About this exercise
Print the records exactly. Miss nothing.

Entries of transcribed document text
*** Begin section ***

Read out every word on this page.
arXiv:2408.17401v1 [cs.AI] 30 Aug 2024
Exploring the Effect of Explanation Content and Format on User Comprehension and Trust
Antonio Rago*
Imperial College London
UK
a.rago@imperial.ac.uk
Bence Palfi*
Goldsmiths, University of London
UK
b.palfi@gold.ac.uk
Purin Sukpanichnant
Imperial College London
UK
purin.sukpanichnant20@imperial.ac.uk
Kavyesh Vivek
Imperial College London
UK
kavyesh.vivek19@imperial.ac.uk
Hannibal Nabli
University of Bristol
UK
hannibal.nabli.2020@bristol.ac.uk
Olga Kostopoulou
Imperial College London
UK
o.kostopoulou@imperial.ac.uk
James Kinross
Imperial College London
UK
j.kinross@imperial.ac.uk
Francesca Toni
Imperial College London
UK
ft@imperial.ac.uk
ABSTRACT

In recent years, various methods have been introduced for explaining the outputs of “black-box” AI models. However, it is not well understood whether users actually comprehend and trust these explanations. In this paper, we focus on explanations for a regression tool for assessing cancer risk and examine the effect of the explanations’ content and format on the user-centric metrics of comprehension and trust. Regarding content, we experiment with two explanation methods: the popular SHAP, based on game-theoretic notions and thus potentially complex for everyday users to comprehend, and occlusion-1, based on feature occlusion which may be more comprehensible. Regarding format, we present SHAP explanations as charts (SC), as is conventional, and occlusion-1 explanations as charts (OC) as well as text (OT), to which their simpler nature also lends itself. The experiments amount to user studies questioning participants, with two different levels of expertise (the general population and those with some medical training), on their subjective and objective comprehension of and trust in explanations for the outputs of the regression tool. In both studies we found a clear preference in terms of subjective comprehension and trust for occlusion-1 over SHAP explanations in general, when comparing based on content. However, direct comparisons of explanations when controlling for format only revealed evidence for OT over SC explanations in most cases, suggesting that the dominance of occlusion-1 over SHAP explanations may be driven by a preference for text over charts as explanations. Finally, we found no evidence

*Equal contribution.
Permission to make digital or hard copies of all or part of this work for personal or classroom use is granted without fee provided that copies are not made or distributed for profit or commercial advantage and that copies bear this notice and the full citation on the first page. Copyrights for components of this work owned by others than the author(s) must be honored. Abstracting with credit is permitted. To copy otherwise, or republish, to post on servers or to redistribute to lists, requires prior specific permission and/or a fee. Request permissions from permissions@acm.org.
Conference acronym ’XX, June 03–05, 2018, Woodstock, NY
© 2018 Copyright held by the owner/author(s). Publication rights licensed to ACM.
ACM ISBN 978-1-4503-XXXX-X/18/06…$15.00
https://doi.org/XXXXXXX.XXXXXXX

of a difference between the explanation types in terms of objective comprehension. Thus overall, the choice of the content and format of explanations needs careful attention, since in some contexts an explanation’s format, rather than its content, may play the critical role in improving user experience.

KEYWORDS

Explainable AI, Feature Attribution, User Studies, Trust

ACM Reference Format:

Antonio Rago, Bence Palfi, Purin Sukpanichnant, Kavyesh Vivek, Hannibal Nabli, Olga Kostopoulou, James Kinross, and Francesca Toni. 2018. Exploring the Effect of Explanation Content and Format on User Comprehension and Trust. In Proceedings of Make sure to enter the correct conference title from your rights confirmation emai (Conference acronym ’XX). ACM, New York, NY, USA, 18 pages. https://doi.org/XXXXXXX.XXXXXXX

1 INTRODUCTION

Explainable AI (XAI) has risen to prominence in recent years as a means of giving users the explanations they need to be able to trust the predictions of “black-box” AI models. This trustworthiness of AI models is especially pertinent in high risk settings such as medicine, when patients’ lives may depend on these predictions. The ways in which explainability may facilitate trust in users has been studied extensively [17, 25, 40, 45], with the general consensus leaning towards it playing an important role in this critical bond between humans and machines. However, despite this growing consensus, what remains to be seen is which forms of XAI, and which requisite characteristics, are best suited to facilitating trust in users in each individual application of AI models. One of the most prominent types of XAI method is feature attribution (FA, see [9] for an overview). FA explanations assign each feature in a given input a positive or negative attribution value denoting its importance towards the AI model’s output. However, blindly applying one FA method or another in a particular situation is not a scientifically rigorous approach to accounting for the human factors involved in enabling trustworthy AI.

*** End section ***

Written response
Read out every word on this page.
arXiv:2408.17401v1 [cs.AI] 30 Aug 2024
Exploring the Effect of Explanation Content and Format on User Comprehension and Trust
Antonio Rago*
Imperial College London
UK
a.rago@imperial.ac.uk
Bence Palfi*
Goldsmiths, University of London
UK
b.palfi@gold.ac.uk
Purin Sukpanichnant
Imperial College London
UK
purin.sukpanichnant20@imperial.ac.uk
Kavyesh Vivek
Imperial College London
UK
kavyesh.vivek19@imperial.ac.uk
Hannibal Nabli
University of Bristol
UK
hannibal.nabli.2020@bristol.ac.uk
Olga Kostopoulou
Imperial College London
UK
o.kostopoulou@imperial.ac.uk
James Kinross
Imperial College London
UK
j.kinross@imperial.ac.uk
Francesca Toni
Imperial College London
UK
ft@imperial.ac.uk
ABSTRACT

In recent years, various methods have been introduced for explaining the outputs of “black-box” AI models. However, it is not well understood whether users actually comprehend and trust these explanations. In this paper, we focus on explanations for a regression tool for assessing cancer risk and examine the effect of the explanations’ content and format on the user-centric metrics of comprehension and trust. Regarding content, we experiment with two explanation methods: the popular SHAP, based on game-theoretic notions and thus potentially complex for everyday users to comprehend, and occlusion-1, based on feature occlusion which may be more comprehensible. Regarding format, we present SHAP explanations as charts (SC), as is conventional, and occlusion-1 explanations as charts (OC) as well as text (OT), to which their simpler nature also lends itself. The experiments amount to user studies questioning participants, with two different levels of expertise (the general population and those with some medical training), on their subjective and objective comprehension of and trust in explanations for the outputs of the regression tool. In both studies we found a clear preference in terms of subjective comprehension and trust for occlusion-1 over SHAP explanations in general, when comparing based on content. However, direct comparisons of explanations when controlling for format only revealed evidence for OT over SC explanations in most cases, suggesting that the dominance of occlusion-1 over SHAP explanations may be driven by a preference for text over charts as explanations. Finally, we found no evidence

*Equal contribution.
Permission to make digital or hard copies of all or part of this work for personal or classroom use is granted without fee provided that copies are not made or distributed for profit or commercial advantage and that copies bear this notice and the full citation on the first page. Copyrights for components of this work owned by others than the author(s) must be honored. Abstracting with credit is permitted. To copy otherwise, or republish, to post on servers or to redistribute to lists, requires prior specific permission and/or a fee. Request permissions from permissions@acm.org.
Conference acronym ’XX, June 03–05, 2018, Woodstock, NY
© 2018 Copyright held by the owner/author(s). Publication rights licensed to ACM.
ACM ISBN 978-1-4503-XXXX-X/18/06…$15.00
https://doi.org/XXXXXXX.XXXXXXX

of a difference between the explanation types in terms of objective comprehension. Thus overall, the choice of the content and format of explanations needs careful attention, since in some contexts an explanation’s format, rather than its content, may play the critical role in improving user experience.

KEYWORDS

Explainable AI, Feature Attribution, User Studies, Trust

ACM Reference Format:

Antonio Rago, Bence Palfi, Purin Sukpanichnant, Kavyesh Vivek, Hannibal Nabli, Olga Kostopoulou, James Kinross, and Francesca Toni. 2018. Exploring the Effect of Explanation Content and Format on User Comprehension and Trust. In Proceedings of Make sure to enter the correct conference title from your rights confirmation emai (Conference acronym ’XX). ACM, New York, NY, USA, 18 pages. https://doi.org/XXXXXXX.XXXXXXX

1 INTRODUCTION

Explainable AI (XAI) has risen to prominence in recent years as a means of giving users the explanations they need to be able to trust the predictions of “black-box” AI models. This trustworthiness of AI models is especially pertinent in high risk settings such as medicine, when patients’ lives may depend on these predictions. The ways in which explainability may facilitate trust in users has been studied extensively [17, 25, 40, 45], with the general consensus leaning towards it playing an important role in this critical bond between humans and machines. However, despite this growing consensus, what remains to be seen is which forms of XAI, and which requisite characteristics, are best suited to facilitating trust in users in each individual application of AI models. One of the most prominent types of XAI method is feature attribution (FA, see [9] for an overview). FA explanations assign each feature in a given input a positive or negative attribution value denoting its importance towards the AI model’s output. However, blindly applying one FA method or another in a particular situation is not a scientifically rigorous approach to accounting for the human factors involved in enabling trustworthy AI.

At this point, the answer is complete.